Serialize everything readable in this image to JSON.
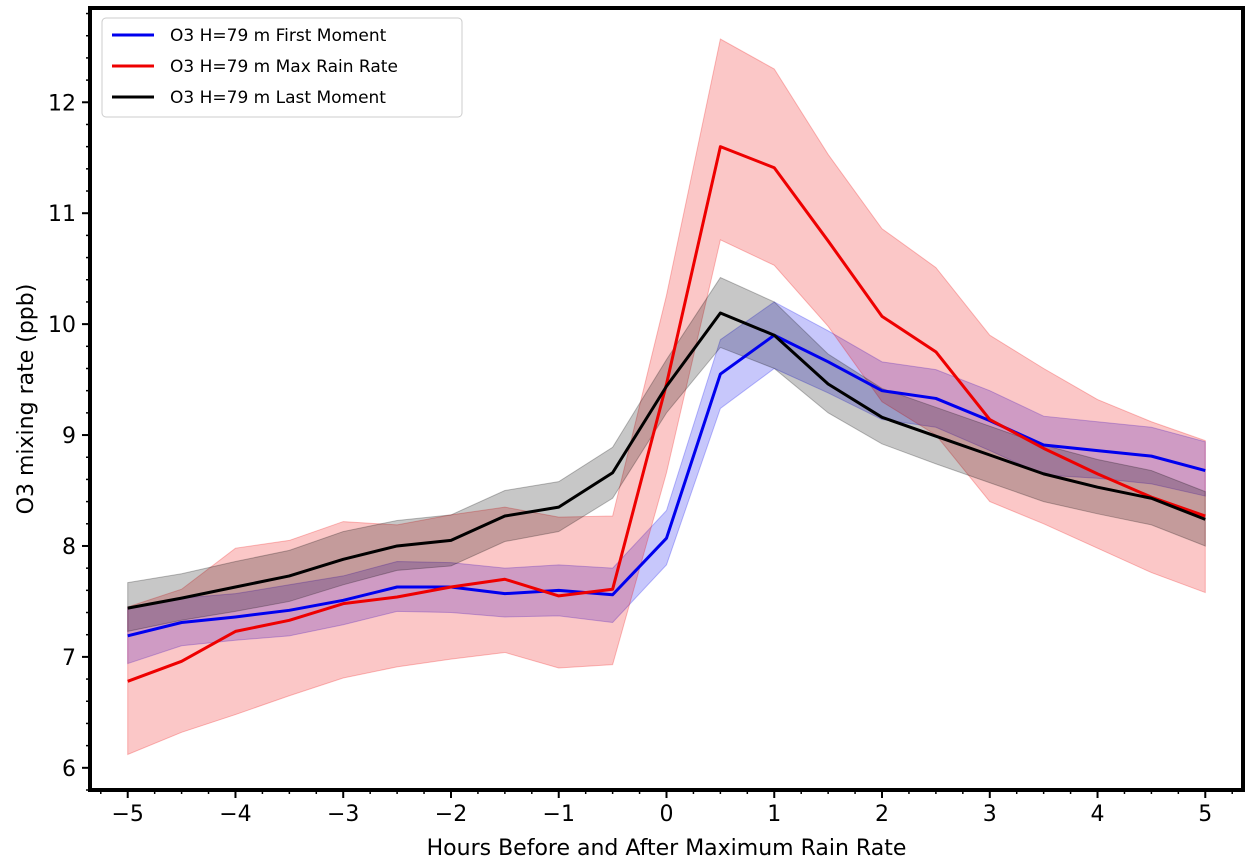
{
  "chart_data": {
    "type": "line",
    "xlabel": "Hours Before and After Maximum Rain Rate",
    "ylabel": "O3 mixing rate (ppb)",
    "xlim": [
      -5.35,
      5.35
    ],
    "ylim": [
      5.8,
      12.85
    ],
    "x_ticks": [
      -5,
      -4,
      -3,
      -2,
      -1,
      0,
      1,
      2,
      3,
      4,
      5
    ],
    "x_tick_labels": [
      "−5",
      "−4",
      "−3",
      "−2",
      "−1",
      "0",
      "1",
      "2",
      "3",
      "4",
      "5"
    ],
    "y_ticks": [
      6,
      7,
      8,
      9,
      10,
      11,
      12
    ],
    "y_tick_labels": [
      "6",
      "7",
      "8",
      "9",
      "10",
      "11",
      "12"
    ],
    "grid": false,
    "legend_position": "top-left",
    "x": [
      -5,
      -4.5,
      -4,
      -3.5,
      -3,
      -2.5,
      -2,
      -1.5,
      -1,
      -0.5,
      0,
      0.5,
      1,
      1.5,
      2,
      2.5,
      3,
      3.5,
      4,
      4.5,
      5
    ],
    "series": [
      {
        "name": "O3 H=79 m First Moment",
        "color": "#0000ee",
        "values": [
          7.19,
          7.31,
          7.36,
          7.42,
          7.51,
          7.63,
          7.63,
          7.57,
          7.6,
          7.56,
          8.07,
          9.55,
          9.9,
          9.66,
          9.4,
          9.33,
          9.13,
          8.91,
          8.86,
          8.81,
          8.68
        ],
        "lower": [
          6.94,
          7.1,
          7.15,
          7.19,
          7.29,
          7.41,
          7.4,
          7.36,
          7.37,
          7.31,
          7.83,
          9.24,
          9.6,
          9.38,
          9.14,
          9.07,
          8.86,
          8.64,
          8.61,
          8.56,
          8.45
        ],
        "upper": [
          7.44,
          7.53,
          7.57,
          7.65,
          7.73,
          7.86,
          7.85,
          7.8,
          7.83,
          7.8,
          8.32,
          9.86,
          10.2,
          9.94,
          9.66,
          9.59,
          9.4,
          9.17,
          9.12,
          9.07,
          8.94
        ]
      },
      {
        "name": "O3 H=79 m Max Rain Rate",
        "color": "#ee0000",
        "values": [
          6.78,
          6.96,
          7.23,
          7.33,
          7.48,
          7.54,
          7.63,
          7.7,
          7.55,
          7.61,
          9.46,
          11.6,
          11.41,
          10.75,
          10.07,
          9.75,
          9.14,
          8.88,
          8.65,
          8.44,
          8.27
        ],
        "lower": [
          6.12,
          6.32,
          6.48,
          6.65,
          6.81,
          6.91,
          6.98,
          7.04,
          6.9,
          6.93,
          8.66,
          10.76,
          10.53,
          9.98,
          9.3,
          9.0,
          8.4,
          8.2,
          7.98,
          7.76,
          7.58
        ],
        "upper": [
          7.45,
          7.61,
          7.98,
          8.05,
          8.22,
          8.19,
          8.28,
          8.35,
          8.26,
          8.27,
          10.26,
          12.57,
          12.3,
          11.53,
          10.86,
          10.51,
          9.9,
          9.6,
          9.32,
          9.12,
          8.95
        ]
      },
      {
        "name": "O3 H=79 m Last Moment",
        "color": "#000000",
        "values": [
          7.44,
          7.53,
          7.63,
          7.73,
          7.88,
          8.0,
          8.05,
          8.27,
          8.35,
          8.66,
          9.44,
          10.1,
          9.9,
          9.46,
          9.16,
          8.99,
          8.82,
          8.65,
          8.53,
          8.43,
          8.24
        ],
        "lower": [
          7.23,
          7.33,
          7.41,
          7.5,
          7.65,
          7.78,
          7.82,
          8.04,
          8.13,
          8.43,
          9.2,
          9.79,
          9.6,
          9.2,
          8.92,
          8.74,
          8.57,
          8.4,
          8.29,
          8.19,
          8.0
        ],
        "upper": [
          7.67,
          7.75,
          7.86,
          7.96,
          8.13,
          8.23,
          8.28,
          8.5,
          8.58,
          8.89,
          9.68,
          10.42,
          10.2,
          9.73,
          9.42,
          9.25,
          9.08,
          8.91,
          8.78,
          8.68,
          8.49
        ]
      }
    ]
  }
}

THE TASK » Your task is to copy the entries in full and exactly, without any images.

TASK OUTPUT »
Serialize everything readable in this image to JSON.
{
  "chart_data": {
    "type": "line",
    "xlabel": "Hours Before and After Maximum Rain Rate",
    "ylabel": "O3 mixing rate (ppb)",
    "xlim": [
      -5.35,
      5.35
    ],
    "ylim": [
      5.8,
      12.85
    ],
    "x_ticks": [
      -5,
      -4,
      -3,
      -2,
      -1,
      0,
      1,
      2,
      3,
      4,
      5
    ],
    "x_tick_labels": [
      "−5",
      "−4",
      "−3",
      "−2",
      "−1",
      "0",
      "1",
      "2",
      "3",
      "4",
      "5"
    ],
    "y_ticks": [
      6,
      7,
      8,
      9,
      10,
      11,
      12
    ],
    "y_tick_labels": [
      "6",
      "7",
      "8",
      "9",
      "10",
      "11",
      "12"
    ],
    "grid": false,
    "legend_position": "top-left",
    "x": [
      -5,
      -4.5,
      -4,
      -3.5,
      -3,
      -2.5,
      -2,
      -1.5,
      -1,
      -0.5,
      0,
      0.5,
      1,
      1.5,
      2,
      2.5,
      3,
      3.5,
      4,
      4.5,
      5
    ],
    "series": [
      {
        "name": "O3 H=79 m First Moment",
        "color": "#0000ee",
        "values": [
          7.19,
          7.31,
          7.36,
          7.42,
          7.51,
          7.63,
          7.63,
          7.57,
          7.6,
          7.56,
          8.07,
          9.55,
          9.9,
          9.66,
          9.4,
          9.33,
          9.13,
          8.91,
          8.86,
          8.81,
          8.68
        ],
        "lower": [
          6.94,
          7.1,
          7.15,
          7.19,
          7.29,
          7.41,
          7.4,
          7.36,
          7.37,
          7.31,
          7.83,
          9.24,
          9.6,
          9.38,
          9.14,
          9.07,
          8.86,
          8.64,
          8.61,
          8.56,
          8.45
        ],
        "upper": [
          7.44,
          7.53,
          7.57,
          7.65,
          7.73,
          7.86,
          7.85,
          7.8,
          7.83,
          7.8,
          8.32,
          9.86,
          10.2,
          9.94,
          9.66,
          9.59,
          9.4,
          9.17,
          9.12,
          9.07,
          8.94
        ]
      },
      {
        "name": "O3 H=79 m Max Rain Rate",
        "color": "#ee0000",
        "values": [
          6.78,
          6.96,
          7.23,
          7.33,
          7.48,
          7.54,
          7.63,
          7.7,
          7.55,
          7.61,
          9.46,
          11.6,
          11.41,
          10.75,
          10.07,
          9.75,
          9.14,
          8.88,
          8.65,
          8.44,
          8.27
        ],
        "lower": [
          6.12,
          6.32,
          6.48,
          6.65,
          6.81,
          6.91,
          6.98,
          7.04,
          6.9,
          6.93,
          8.66,
          10.76,
          10.53,
          9.98,
          9.3,
          9.0,
          8.4,
          8.2,
          7.98,
          7.76,
          7.58
        ],
        "upper": [
          7.45,
          7.61,
          7.98,
          8.05,
          8.22,
          8.19,
          8.28,
          8.35,
          8.26,
          8.27,
          10.26,
          12.57,
          12.3,
          11.53,
          10.86,
          10.51,
          9.9,
          9.6,
          9.32,
          9.12,
          8.95
        ]
      },
      {
        "name": "O3 H=79 m Last Moment",
        "color": "#000000",
        "values": [
          7.44,
          7.53,
          7.63,
          7.73,
          7.88,
          8.0,
          8.05,
          8.27,
          8.35,
          8.66,
          9.44,
          10.1,
          9.9,
          9.46,
          9.16,
          8.99,
          8.82,
          8.65,
          8.53,
          8.43,
          8.24
        ],
        "lower": [
          7.23,
          7.33,
          7.41,
          7.5,
          7.65,
          7.78,
          7.82,
          8.04,
          8.13,
          8.43,
          9.2,
          9.79,
          9.6,
          9.2,
          8.92,
          8.74,
          8.57,
          8.4,
          8.29,
          8.19,
          8.0
        ],
        "upper": [
          7.67,
          7.75,
          7.86,
          7.96,
          8.13,
          8.23,
          8.28,
          8.5,
          8.58,
          8.89,
          9.68,
          10.42,
          10.2,
          9.73,
          9.42,
          9.25,
          9.08,
          8.91,
          8.78,
          8.68,
          8.49
        ]
      }
    ]
  }
}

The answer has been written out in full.